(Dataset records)
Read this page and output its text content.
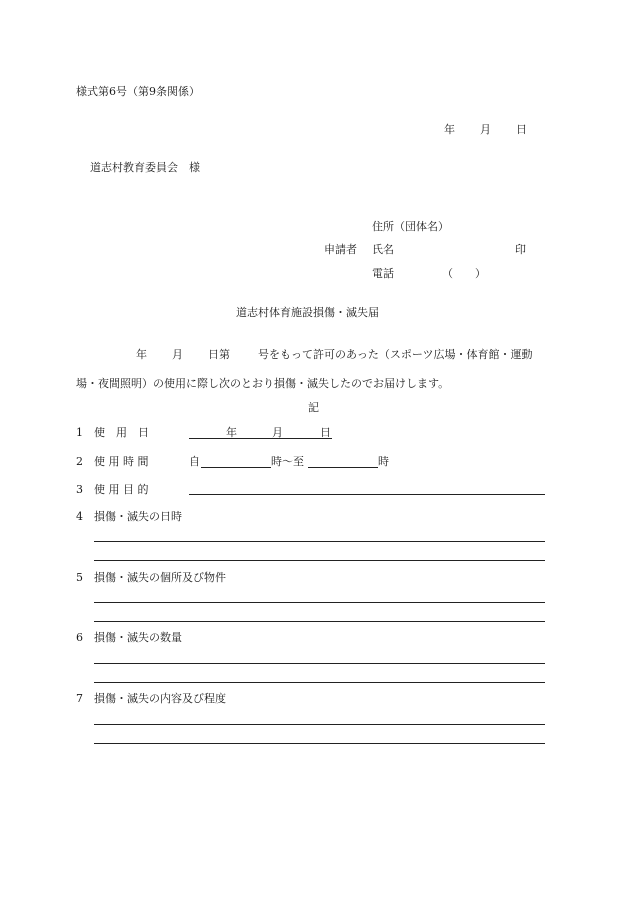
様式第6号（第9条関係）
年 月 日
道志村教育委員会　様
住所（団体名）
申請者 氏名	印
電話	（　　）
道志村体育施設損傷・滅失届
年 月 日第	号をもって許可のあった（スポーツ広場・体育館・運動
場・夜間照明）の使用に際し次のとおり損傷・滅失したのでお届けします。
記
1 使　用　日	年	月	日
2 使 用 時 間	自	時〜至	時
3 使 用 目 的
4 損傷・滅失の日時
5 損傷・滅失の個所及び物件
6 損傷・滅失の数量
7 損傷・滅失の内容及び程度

# [Instructions to follow]
Copy out the whole listing exactly, and don't carry over any pictures.

# [Result of the exercise]
Read this page and output its text content.
様式第6号（第9条関係）
年 月 日
道志村教育委員会　様
住所（団体名）
申請者 氏名	印
電話	（　　）
道志村体育施設損傷・滅失届
年 月 日第	号をもって許可のあった（スポーツ広場・体育館・運動
場・夜間照明）の使用に際し次のとおり損傷・滅失したのでお届けします。
記
1 使　用　日	年	月	日
2 使 用 時 間	自	時〜至	時
3 使 用 目 的
4 損傷・滅失の日時
5 損傷・滅失の個所及び物件
6 損傷・滅失の数量
7 損傷・滅失の内容及び程度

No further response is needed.